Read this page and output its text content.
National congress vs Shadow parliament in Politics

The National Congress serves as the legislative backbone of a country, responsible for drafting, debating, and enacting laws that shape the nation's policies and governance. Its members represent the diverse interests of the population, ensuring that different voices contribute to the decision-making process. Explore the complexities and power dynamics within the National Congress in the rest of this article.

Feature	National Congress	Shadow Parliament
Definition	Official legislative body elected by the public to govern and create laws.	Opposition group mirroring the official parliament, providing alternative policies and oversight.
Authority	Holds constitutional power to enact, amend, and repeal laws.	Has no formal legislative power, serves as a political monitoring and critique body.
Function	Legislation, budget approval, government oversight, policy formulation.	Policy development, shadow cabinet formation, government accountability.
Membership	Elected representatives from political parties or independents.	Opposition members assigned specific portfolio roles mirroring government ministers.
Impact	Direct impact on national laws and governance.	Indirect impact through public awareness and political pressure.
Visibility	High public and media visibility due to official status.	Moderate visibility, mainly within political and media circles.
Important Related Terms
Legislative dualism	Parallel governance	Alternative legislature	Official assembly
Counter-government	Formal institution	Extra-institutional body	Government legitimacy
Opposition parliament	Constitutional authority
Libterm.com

...

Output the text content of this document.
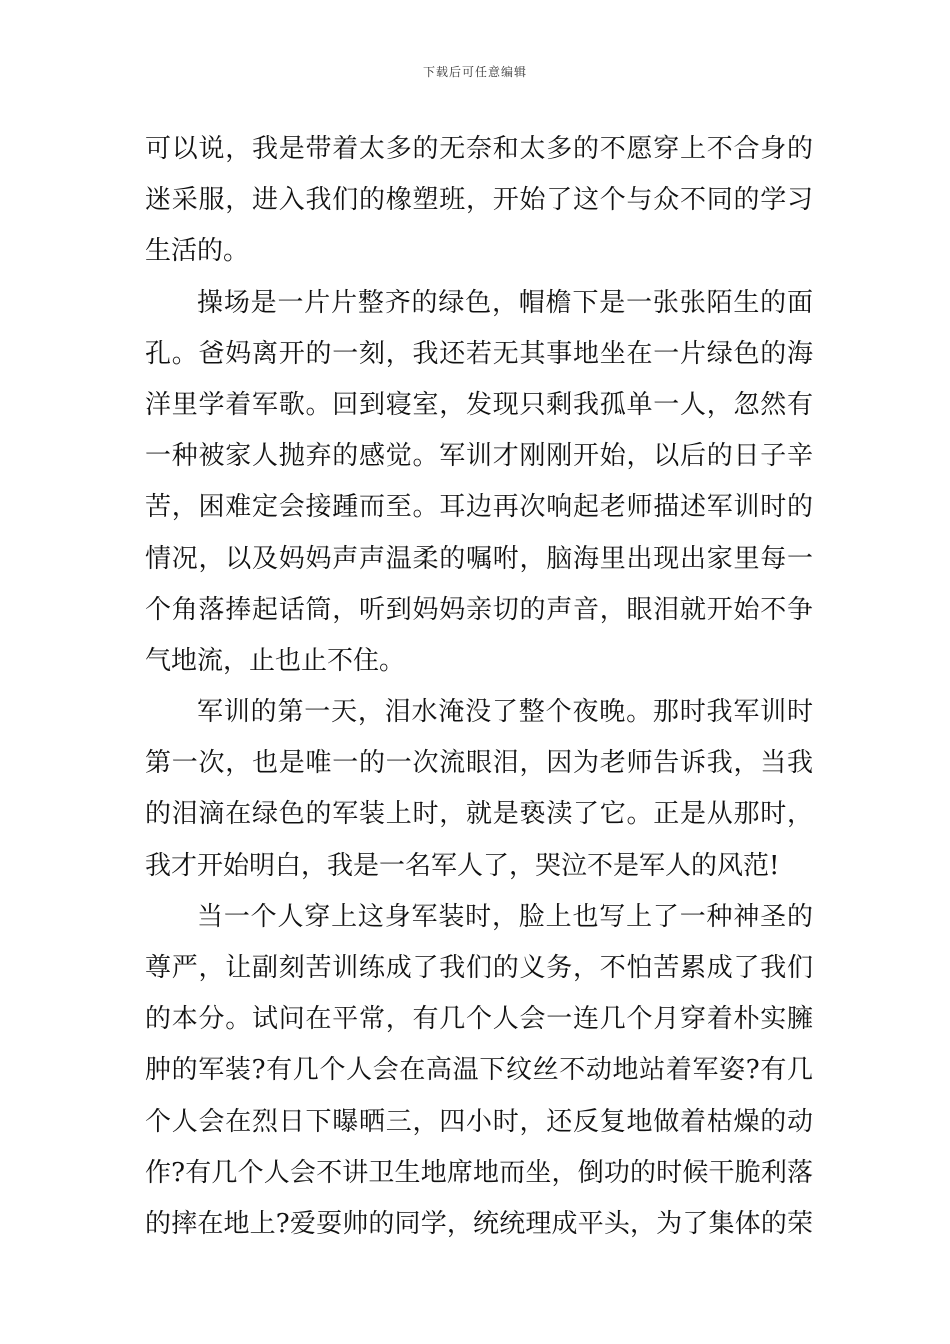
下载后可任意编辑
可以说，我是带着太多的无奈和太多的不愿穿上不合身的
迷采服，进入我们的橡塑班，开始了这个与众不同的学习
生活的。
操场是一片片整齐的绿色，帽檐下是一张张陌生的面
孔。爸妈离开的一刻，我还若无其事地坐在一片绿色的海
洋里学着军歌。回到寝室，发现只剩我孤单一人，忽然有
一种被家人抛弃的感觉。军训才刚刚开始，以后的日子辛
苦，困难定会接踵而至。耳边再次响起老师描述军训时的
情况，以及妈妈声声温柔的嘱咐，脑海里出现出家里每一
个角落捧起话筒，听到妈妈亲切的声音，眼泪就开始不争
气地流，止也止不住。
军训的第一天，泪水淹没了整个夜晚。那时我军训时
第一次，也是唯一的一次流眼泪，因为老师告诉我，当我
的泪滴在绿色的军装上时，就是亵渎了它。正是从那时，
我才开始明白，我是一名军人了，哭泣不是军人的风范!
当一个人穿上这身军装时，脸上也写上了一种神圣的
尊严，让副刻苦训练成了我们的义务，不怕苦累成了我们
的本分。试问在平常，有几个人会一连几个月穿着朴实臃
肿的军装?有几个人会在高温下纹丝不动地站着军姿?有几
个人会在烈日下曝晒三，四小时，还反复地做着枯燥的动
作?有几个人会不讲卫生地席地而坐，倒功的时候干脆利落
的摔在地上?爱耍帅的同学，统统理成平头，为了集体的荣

| Given exercise |
Extract all lines of the records above that include "Opposition".

| Task result |
Definition	Official legislative body elected by the public to govern and create laws.	Opposition group mirroring the official parliament, providing alternative policies and oversight.
Membership	Elected representatives from political parties or independents.	Opposition members assigned specific portfolio roles mirroring government ministers.
Opposition parliament	Constitutional authority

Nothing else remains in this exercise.